[Stored items]
◆ ◆ ◆

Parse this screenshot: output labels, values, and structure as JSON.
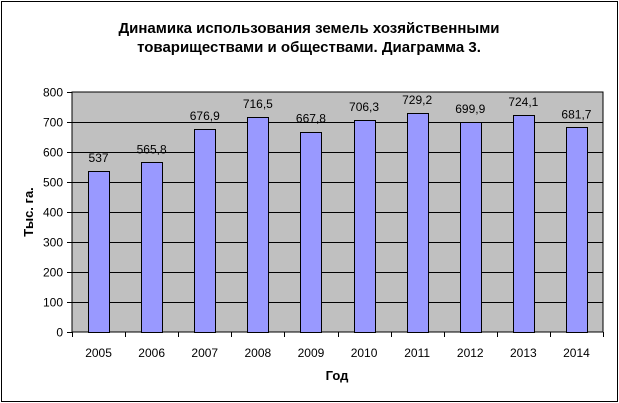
{
  "colors": {
    "plot_background": "#c0c0c0",
    "bar_fill": "#9999ff",
    "bar_stroke": "#000000",
    "grid": "#000000",
    "text": "#000000",
    "frame_border": "#000000",
    "page_background": "#ffffff"
  },
  "chart_data": {
    "type": "bar",
    "title_lines": [
      "Динамика использования земель хозяйственными",
      "товариществами и обществами. Диаграмма 3."
    ],
    "xlabel": "Год",
    "ylabel": "Тыс. га.",
    "categories": [
      "2005",
      "2006",
      "2007",
      "2008",
      "2009",
      "2010",
      "2011",
      "2012",
      "2013",
      "2014"
    ],
    "values": [
      537,
      565.8,
      676.9,
      716.5,
      667.8,
      706.3,
      729.2,
      699.9,
      724.1,
      681.7
    ],
    "value_labels": [
      "537",
      "565,8",
      "676,9",
      "716,5",
      "667,8",
      "706,3",
      "729,2",
      "699,9",
      "724,1",
      "681,7"
    ],
    "ylim": [
      0,
      800
    ],
    "y_ticks": [
      0,
      100,
      200,
      300,
      400,
      500,
      600,
      700,
      800
    ],
    "grid": true,
    "legend": "none"
  }
}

◆ ◆ ◆

◆ Written problem
Transcribe the material as is, with images omitted.

◆ The reply
Parse this screenshot: output labels, values, and structure as JSON.
{
  "colors": {
    "plot_background": "#c0c0c0",
    "bar_fill": "#9999ff",
    "bar_stroke": "#000000",
    "grid": "#000000",
    "text": "#000000",
    "frame_border": "#000000",
    "page_background": "#ffffff"
  },
  "chart_data": {
    "type": "bar",
    "title_lines": [
      "Динамика использования земель хозяйственными",
      "товариществами и обществами. Диаграмма 3."
    ],
    "xlabel": "Год",
    "ylabel": "Тыс. га.",
    "categories": [
      "2005",
      "2006",
      "2007",
      "2008",
      "2009",
      "2010",
      "2011",
      "2012",
      "2013",
      "2014"
    ],
    "values": [
      537,
      565.8,
      676.9,
      716.5,
      667.8,
      706.3,
      729.2,
      699.9,
      724.1,
      681.7
    ],
    "value_labels": [
      "537",
      "565,8",
      "676,9",
      "716,5",
      "667,8",
      "706,3",
      "729,2",
      "699,9",
      "724,1",
      "681,7"
    ],
    "ylim": [
      0,
      800
    ],
    "y_ticks": [
      0,
      100,
      200,
      300,
      400,
      500,
      600,
      700,
      800
    ],
    "grid": true,
    "legend": "none"
  }
}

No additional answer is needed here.